Recorded data

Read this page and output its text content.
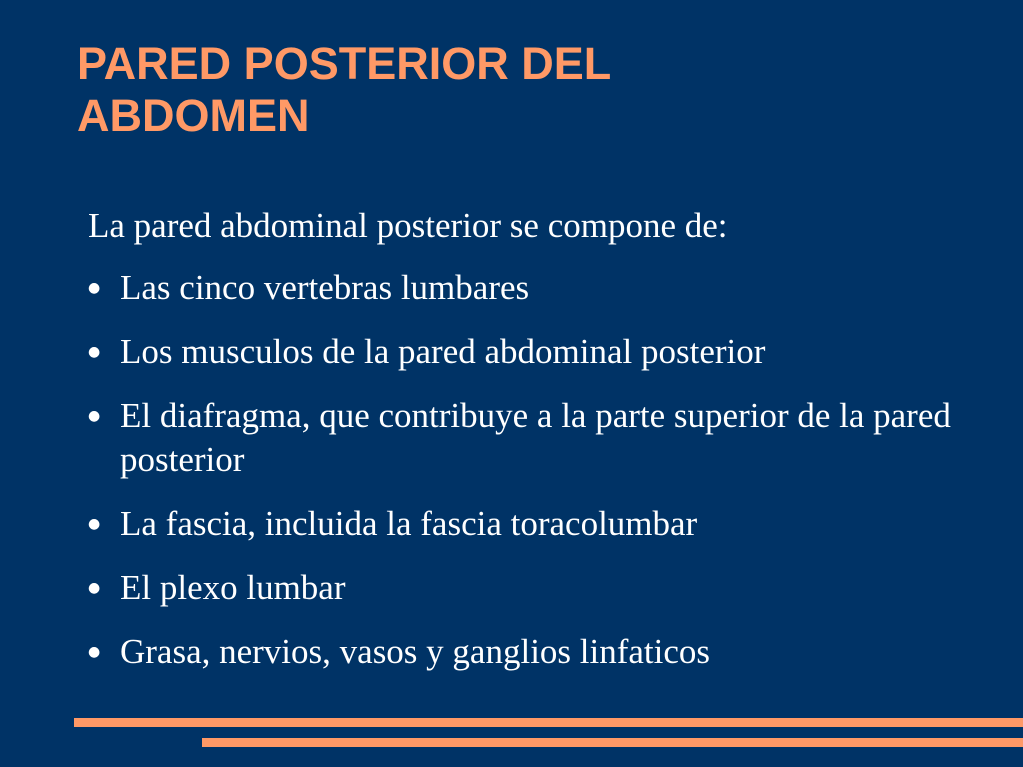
PARED POSTERIOR DEL
ABDOMEN

La pared abdominal posterior se compone de:

● Las cinco vertebras lumbares
● Los musculos de la pared abdominal posterior
● El diafragma, que contribuye a la parte superior de la pared posterior
● La fascia, incluida la fascia toracolumbar
● El plexo lumbar
● Grasa, nervios, vasos y ganglios linfaticos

■ Challenge:
Print every entry exactly as written, without the pictures.

■ Complete answer:
Read this page and output its text content.
PARED POSTERIOR DEL
ABDOMEN

La pared abdominal posterior se compone de:

● Las cinco vertebras lumbares
● Los musculos de la pared abdominal posterior
● El diafragma, que contribuye a la parte superior de la pared posterior
● La fascia, incluida la fascia toracolumbar
● El plexo lumbar
● Grasa, nervios, vasos y ganglios linfaticos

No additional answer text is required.